— Material for the task —
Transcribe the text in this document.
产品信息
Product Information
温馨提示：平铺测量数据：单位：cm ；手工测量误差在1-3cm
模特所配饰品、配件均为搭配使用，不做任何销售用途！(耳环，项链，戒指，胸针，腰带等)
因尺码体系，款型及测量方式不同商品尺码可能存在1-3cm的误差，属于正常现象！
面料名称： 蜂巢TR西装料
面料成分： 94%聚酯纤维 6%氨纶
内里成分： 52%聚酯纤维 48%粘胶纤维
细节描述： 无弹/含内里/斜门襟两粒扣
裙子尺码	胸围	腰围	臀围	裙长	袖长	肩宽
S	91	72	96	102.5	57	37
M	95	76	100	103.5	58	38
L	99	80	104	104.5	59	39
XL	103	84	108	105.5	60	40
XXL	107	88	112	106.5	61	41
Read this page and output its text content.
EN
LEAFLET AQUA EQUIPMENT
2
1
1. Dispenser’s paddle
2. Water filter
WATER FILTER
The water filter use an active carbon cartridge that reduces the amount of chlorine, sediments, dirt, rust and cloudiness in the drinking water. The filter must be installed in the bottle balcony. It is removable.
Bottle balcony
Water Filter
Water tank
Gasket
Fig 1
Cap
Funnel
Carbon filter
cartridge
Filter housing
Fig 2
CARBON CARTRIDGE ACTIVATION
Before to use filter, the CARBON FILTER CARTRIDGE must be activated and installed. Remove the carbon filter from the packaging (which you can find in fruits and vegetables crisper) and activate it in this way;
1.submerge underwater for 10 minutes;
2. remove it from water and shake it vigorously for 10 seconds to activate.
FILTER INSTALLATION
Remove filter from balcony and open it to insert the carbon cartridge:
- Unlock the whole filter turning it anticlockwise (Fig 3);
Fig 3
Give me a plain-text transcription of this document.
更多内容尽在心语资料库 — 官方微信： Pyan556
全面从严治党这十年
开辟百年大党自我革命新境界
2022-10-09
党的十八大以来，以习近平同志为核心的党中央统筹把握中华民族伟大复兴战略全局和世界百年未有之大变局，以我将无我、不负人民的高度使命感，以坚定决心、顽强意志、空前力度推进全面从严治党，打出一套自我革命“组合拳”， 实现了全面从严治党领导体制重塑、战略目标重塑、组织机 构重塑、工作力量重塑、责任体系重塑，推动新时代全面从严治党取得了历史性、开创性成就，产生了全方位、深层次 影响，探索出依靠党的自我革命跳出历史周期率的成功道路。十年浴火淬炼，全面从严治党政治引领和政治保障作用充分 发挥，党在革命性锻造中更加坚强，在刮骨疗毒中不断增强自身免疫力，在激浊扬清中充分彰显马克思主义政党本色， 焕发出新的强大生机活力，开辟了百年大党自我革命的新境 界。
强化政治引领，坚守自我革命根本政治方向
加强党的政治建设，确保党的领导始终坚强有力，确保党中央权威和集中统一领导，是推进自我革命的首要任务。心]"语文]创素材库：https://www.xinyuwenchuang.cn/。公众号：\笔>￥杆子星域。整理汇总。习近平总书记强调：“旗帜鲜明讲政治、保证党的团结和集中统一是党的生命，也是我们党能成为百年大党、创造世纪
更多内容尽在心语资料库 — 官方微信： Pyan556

— Set task —
All of the data needs to be printed once more, exactly.

— The completed task —
Transcribe the text in this document.
产品信息
Product Information
温馨提示：平铺测量数据：单位：cm ；手工测量误差在1-3cm
模特所配饰品、配件均为搭配使用，不做任何销售用途！(耳环，项链，戒指，胸针，腰带等)
因尺码体系，款型及测量方式不同商品尺码可能存在1-3cm的误差，属于正常现象！
面料名称： 蜂巢TR西装料
面料成分： 94%聚酯纤维 6%氨纶
内里成分： 52%聚酯纤维 48%粘胶纤维
细节描述： 无弹/含内里/斜门襟两粒扣
裙子尺码	胸围	腰围	臀围	裙长	袖长	肩宽
S	91	72	96	102.5	57	37
M	95	76	100	103.5	58	38
L	99	80	104	104.5	59	39
XL	103	84	108	105.5	60	40
XXL	107	88	112	106.5	61	41
Read this page and output its text content.
EN
LEAFLET AQUA EQUIPMENT
2
1
1. Dispenser’s paddle
2. Water filter
WATER FILTER
The water filter use an active carbon cartridge that reduces the amount of chlorine, sediments, dirt, rust and cloudiness in the drinking water. The filter must be installed in the bottle balcony. It is removable.
Bottle balcony
Water Filter
Water tank
Gasket
Fig 1
Cap
Funnel
Carbon filter
cartridge
Filter housing
Fig 2
CARBON CARTRIDGE ACTIVATION
Before to use filter, the CARBON FILTER CARTRIDGE must be activated and installed. Remove the carbon filter from the packaging (which you can find in fruits and vegetables crisper) and activate it in this way;
1.submerge underwater for 10 minutes;
2. remove it from water and shake it vigorously for 10 seconds to activate.
FILTER INSTALLATION
Remove filter from balcony and open it to insert the carbon cartridge:
- Unlock the whole filter turning it anticlockwise (Fig 3);
Fig 3
Give me a plain-text transcription of this document.
更多内容尽在心语资料库 — 官方微信： Pyan556
全面从严治党这十年
开辟百年大党自我革命新境界
2022-10-09
党的十八大以来，以习近平同志为核心的党中央统筹把握中华民族伟大复兴战略全局和世界百年未有之大变局，以我将无我、不负人民的高度使命感，以坚定决心、顽强意志、空前力度推进全面从严治党，打出一套自我革命“组合拳”， 实现了全面从严治党领导体制重塑、战略目标重塑、组织机 构重塑、工作力量重塑、责任体系重塑，推动新时代全面从严治党取得了历史性、开创性成就，产生了全方位、深层次 影响，探索出依靠党的自我革命跳出历史周期率的成功道路。十年浴火淬炼，全面从严治党政治引领和政治保障作用充分 发挥，党在革命性锻造中更加坚强，在刮骨疗毒中不断增强自身免疫力，在激浊扬清中充分彰显马克思主义政党本色， 焕发出新的强大生机活力，开辟了百年大党自我革命的新境 界。
强化政治引领，坚守自我革命根本政治方向
加强党的政治建设，确保党的领导始终坚强有力，确保党中央权威和集中统一领导，是推进自我革命的首要任务。心]"语文]创素材库：https://www.xinyuwenchuang.cn/。公众号：\笔>￥杆子星域。整理汇总。习近平总书记强调：“旗帜鲜明讲政治、保证党的团结和集中统一是党的生命，也是我们党能成为百年大党、创造世纪
更多内容尽在心语资料库 — 官方微信： Pyan556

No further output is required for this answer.